GIVEN PROBLEM:
Check every line of the material below for the string "construction", and return the ones that have it.

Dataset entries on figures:
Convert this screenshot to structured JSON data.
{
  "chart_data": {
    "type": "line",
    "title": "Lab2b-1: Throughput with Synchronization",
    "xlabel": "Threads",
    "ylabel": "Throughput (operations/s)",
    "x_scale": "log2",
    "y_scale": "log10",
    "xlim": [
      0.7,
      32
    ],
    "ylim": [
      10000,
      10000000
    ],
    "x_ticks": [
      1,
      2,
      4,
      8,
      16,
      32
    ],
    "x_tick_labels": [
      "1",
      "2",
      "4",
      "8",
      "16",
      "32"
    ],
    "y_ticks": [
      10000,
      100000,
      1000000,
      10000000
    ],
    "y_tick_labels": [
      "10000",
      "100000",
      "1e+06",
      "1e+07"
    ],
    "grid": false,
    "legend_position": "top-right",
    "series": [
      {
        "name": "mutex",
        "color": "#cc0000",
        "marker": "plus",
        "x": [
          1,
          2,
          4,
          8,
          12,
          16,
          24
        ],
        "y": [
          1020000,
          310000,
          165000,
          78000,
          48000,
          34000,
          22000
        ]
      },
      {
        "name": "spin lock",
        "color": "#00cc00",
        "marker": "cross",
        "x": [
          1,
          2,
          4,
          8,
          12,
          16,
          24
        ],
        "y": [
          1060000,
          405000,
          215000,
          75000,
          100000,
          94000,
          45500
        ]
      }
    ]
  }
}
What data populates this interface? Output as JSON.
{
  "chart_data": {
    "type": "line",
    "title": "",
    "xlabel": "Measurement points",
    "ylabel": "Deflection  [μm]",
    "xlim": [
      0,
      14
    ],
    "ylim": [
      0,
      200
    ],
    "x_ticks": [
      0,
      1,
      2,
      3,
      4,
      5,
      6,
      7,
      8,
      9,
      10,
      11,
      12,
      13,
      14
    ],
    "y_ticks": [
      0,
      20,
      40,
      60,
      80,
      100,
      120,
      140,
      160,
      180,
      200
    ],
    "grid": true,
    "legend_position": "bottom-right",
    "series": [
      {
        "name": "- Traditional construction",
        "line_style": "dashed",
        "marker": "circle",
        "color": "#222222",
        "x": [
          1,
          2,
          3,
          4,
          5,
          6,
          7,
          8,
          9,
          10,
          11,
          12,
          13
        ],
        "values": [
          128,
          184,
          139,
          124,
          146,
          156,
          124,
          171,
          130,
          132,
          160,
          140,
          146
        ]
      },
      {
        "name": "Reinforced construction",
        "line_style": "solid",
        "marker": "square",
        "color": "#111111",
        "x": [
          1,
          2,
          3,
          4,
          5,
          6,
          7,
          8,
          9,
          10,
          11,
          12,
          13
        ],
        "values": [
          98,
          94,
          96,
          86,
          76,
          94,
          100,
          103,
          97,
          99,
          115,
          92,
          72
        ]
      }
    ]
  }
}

RESPONSE TO THIS EXERCISE:
        "name": "- Traditional construction",
        "name": "Reinforced construction",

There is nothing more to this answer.